• [Work to do] Using the listing below, please gather every line containing the word "стоимость".

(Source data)
★ ★ ★ ★

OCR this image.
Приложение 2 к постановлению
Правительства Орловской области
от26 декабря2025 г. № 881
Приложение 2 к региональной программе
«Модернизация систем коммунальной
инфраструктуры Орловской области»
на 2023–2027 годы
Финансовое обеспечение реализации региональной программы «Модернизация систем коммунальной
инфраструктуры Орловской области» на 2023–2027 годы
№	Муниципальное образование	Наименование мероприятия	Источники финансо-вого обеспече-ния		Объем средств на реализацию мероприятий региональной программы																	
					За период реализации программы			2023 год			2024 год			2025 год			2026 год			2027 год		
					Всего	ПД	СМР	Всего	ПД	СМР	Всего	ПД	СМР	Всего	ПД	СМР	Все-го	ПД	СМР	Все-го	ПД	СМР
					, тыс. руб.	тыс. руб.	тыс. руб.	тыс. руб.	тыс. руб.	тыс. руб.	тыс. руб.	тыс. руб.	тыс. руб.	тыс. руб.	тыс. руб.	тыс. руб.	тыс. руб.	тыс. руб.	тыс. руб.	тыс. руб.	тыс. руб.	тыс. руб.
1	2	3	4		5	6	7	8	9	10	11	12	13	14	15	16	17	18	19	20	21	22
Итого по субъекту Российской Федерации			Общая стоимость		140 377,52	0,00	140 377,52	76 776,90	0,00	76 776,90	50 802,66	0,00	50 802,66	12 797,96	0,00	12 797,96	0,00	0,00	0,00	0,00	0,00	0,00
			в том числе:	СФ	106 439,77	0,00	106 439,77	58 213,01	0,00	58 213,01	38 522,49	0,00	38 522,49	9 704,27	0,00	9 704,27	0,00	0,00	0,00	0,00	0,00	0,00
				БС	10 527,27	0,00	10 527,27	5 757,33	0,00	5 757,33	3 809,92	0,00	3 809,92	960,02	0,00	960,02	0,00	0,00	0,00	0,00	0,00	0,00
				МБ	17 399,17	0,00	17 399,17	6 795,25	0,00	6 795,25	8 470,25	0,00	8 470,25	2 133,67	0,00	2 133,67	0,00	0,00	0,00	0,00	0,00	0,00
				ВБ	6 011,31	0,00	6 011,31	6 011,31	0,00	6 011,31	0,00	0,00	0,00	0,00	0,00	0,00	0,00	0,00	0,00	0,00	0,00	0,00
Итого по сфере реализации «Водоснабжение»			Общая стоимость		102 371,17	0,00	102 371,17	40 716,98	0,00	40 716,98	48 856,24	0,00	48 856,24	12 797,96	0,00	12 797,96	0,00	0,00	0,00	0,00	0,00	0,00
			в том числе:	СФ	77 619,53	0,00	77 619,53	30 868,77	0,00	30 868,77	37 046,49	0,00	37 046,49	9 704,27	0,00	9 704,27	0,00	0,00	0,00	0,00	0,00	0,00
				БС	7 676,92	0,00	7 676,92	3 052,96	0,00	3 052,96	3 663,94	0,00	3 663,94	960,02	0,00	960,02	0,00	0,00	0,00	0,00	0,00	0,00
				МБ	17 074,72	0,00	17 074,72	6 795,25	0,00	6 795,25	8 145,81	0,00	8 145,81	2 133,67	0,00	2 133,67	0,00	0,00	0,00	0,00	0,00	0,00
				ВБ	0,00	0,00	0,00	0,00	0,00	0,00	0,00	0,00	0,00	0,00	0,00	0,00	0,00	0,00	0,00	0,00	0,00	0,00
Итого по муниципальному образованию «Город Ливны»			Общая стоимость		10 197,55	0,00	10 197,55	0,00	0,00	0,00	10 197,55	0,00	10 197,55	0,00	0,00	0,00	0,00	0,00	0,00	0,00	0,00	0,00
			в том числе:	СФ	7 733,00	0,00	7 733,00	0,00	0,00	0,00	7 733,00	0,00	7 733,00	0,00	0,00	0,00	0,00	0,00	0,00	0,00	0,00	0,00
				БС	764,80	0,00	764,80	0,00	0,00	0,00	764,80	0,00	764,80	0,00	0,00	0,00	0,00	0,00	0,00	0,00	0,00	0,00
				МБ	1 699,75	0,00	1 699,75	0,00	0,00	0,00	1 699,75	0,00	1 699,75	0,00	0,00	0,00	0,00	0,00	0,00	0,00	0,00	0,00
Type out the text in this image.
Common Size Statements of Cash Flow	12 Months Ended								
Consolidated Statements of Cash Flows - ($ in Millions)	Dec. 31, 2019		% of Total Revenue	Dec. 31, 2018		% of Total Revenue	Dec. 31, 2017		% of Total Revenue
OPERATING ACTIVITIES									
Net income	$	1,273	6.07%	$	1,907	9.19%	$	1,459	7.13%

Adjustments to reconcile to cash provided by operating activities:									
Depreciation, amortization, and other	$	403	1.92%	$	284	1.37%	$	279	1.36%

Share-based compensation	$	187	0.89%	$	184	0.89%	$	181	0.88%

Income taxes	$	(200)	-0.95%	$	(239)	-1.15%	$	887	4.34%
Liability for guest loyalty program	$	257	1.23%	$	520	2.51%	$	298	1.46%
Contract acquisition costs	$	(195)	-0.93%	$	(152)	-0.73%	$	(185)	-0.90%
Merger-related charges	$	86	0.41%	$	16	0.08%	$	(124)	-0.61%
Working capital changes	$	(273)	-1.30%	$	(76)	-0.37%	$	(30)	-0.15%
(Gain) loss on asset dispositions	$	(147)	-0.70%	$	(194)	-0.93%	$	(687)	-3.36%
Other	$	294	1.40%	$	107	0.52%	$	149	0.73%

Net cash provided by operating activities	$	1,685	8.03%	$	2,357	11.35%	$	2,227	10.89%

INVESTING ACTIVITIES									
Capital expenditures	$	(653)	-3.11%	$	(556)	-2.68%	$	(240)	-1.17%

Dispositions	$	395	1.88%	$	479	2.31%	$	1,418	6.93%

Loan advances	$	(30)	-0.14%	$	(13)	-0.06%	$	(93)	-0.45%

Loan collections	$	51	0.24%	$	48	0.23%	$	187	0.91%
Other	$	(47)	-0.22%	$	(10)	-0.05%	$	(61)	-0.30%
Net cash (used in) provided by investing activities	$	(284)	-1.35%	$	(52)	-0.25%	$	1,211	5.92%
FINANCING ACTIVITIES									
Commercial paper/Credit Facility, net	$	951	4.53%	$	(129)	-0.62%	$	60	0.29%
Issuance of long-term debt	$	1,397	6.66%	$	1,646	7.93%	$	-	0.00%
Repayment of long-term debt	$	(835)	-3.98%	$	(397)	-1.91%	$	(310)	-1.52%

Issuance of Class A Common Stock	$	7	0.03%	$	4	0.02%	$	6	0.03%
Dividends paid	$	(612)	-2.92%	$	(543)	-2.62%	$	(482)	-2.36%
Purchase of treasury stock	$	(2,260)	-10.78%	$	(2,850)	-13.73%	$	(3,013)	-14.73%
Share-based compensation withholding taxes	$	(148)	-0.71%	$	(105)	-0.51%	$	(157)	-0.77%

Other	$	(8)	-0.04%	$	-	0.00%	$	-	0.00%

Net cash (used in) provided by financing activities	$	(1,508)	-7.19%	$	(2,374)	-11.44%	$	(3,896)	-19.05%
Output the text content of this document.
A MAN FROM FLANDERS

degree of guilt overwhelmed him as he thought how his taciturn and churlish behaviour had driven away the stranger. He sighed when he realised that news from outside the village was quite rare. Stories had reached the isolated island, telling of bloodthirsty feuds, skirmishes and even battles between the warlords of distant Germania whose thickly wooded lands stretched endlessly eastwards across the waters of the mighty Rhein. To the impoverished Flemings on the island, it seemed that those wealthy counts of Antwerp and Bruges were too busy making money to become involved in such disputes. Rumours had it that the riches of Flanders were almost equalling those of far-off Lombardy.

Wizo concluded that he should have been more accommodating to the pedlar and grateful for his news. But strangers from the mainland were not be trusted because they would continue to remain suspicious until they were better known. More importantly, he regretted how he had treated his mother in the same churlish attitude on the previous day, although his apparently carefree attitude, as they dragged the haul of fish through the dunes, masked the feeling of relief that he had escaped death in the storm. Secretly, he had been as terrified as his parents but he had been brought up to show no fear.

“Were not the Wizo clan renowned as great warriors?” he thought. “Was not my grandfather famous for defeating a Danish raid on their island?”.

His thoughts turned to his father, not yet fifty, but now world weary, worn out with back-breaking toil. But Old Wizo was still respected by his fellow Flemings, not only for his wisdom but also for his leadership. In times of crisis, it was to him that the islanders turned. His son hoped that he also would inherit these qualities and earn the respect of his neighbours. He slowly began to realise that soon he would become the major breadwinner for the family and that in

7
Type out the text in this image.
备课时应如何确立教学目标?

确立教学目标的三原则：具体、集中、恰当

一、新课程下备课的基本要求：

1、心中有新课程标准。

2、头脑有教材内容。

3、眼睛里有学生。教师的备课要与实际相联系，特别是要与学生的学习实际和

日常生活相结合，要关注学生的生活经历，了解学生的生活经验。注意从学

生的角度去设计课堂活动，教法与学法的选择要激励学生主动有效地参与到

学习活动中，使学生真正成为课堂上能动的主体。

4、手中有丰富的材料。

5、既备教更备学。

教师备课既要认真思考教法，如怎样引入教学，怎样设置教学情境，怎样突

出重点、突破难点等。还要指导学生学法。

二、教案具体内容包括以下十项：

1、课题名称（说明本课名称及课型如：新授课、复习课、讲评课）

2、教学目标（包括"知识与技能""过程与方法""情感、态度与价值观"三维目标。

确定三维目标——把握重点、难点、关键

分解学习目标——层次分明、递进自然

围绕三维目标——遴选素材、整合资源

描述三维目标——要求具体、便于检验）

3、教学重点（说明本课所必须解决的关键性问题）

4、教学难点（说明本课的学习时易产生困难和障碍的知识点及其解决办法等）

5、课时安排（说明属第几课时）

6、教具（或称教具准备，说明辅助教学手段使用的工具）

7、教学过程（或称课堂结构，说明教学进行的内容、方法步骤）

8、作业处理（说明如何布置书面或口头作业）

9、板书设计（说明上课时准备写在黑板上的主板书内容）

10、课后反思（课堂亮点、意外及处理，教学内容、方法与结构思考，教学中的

★ ★ ★ ★

• [Task answer]
Итого по субъекту Российской Федерации			Общая стоимость		140 377,52	0,00	140 377,52	76 776,90	0,00	76 776,90	50 802,66	0,00	50 802,66	12 797,96	0,00	12 797,96	0,00	0,00	0,00	0,00	0,00	0,00
Итого по сфере реализации «Водоснабжение»			Общая стоимость		102 371,17	0,00	102 371,17	40 716,98	0,00	40 716,98	48 856,24	0,00	48 856,24	12 797,96	0,00	12 797,96	0,00	0,00	0,00	0,00	0,00	0,00
Итого по муниципальному образованию «Город Ливны»			Общая стоимость		10 197,55	0,00	10 197,55	0,00	0,00	0,00	10 197,55	0,00	10 197,55	0,00	0,00	0,00	0,00	0,00	0,00	0,00	0,00	0,00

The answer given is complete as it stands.